## Aufgaben
1 – Schreiben Sie aus dem Text über tiergestützte Therapie die Stelle von „Tiergestützte experimentelle Therapie“ bis „aber erstaunliche Erfolge.“ wortgetreu ab.
2 – Bei welchen Seminaren ist das Lenken eines fremden Tieres laut dem Text über tiergestützte Therapie schon eher bekannt?
3 – Übersetzen Sie den Satz „Dies verändert oft die Sichtweise, schafft ein neues Selbstgefühl und kann das Selbstbewusstsein steigern.“ aus dem Text über tiergestützte Therapie ins Englische.

## Textauszug
>>>

Tiergestützte Therapie

Tiergestützte experimentelle Therapie

Durch Vorträge und einige Artikel in der Fachpresse bin ich vor einiger Zeit auf den Einsatz  Pferden in der Therapie aufmerksam geworden. Hierbei wird das Tier nicht direkt eingesetzt, wie z.B. beim therapeutischen Reiten sondern der ungewohnte Umgang mit einem Tier steht im Vordergrund. Bei Managerseminaren mit dem Thema Personalführung schon eher bekannt, versuchen wir hier das fremde Tier zu lenken und es zu, von uns gewollten Reaktionen zu bewegen. Dies verändert oft die Sichtweise, schafft ein neues Selbstgefühl und kann das Selbstbewusstsein steigern. Diese Therapie steckt noch „in den Kinderschuhen“, zeigt aber erstaunliche Erfolge.
Therapietrailing macht Spaß und ist anstrengend…aber meist nur für den Therapeuten.

<<<

## Extrahierte Zeilen
>>>

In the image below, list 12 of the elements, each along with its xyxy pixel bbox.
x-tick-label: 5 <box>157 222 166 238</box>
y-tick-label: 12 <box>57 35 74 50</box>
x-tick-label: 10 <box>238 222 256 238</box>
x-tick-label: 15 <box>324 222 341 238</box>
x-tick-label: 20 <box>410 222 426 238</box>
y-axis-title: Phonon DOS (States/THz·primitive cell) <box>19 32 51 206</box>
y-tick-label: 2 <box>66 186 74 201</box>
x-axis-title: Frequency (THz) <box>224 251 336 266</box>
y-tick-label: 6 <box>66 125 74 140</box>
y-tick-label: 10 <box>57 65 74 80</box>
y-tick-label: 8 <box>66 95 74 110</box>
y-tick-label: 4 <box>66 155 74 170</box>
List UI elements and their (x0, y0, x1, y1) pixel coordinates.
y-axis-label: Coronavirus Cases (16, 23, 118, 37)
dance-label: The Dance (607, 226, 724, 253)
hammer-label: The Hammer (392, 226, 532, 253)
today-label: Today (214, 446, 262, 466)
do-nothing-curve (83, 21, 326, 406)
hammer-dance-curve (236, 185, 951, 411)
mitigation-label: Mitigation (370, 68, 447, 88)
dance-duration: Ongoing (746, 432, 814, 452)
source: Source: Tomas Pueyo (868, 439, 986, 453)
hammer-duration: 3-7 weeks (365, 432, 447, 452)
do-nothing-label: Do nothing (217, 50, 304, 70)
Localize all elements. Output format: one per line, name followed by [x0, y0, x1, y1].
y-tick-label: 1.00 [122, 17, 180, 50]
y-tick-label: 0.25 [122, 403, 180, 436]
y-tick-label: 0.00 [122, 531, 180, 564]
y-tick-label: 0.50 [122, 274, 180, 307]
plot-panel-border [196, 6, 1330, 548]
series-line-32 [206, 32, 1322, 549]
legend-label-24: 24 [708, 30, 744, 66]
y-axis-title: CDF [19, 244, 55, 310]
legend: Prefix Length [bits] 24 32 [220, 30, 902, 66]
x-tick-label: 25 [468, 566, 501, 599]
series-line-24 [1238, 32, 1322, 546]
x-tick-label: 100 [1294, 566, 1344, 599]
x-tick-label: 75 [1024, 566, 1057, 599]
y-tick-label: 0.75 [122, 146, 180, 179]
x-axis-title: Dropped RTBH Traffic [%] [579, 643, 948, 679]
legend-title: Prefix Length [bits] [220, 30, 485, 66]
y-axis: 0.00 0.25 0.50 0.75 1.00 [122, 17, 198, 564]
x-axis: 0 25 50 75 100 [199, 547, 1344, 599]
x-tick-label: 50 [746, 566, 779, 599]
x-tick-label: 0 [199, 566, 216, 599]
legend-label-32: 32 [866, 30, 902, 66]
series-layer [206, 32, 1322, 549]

<<<

## Lösungen
1 –
Tiergestützte experimentelle Therapie

Durch Vorträge und einige Artikel in der Fachpresse bin ich vor einiger Zeit auf den Einsatz  Pferden in der Therapie aufmerksam geworden. Hierbei wird das Tier nicht direkt eingesetzt, wie z.B. beim therapeutischen Reiten sondern der ungewohnte Umgang mit einem Tier steht im Vordergrund. Bei Managerseminaren mit dem Thema Personalführung schon eher bekannt, versuchen wir hier das fremde Tier zu lenken und es zu, von uns gewollten Reaktionen zu bewegen. Dies verändert oft die Sichtweise, schafft ein neues Selbstgefühl und kann das Selbstbewusstsein steigern. Diese Therapie steckt noch „in den Kinderschuhen“, zeigt aber erstaunliche Erfolge.

2 – Bei Managerseminaren mit dem Thema Personalführung.

3 – This often changes one's perspective, creates a new sense of self, and can boost self-confidence.